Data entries

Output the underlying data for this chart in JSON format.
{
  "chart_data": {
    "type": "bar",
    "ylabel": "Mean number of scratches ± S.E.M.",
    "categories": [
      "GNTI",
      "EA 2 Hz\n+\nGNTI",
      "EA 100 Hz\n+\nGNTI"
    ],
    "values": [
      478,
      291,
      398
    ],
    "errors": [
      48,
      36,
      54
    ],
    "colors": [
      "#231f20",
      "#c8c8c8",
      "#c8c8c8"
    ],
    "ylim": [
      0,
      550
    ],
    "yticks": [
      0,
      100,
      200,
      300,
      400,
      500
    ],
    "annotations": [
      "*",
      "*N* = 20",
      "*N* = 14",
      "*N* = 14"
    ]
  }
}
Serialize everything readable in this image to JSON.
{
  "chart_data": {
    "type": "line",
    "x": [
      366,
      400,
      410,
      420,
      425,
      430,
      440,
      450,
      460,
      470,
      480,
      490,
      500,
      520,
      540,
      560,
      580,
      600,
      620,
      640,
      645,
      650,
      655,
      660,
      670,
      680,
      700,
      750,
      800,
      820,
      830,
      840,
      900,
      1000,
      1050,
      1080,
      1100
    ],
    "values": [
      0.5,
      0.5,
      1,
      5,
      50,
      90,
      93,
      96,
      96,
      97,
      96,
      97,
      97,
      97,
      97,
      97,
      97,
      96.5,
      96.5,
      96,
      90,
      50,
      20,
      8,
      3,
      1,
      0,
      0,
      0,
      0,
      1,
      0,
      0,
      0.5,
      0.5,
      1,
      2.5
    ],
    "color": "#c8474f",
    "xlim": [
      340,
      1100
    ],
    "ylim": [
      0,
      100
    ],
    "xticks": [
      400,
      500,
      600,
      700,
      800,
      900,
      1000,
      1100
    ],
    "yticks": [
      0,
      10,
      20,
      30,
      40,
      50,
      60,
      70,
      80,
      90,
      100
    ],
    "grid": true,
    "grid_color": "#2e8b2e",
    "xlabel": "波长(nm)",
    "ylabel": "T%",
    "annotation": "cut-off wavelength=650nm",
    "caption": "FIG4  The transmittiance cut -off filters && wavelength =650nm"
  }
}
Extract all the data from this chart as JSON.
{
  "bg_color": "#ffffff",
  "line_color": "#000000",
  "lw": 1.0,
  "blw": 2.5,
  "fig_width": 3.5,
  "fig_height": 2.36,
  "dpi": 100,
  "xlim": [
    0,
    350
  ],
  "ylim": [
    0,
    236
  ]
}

GIVEN PROBLEM:
Tally how many lines of the data include the word "JSON". Write the number and nothing else.

SOLUTION FOR THIS EXERCISE:
3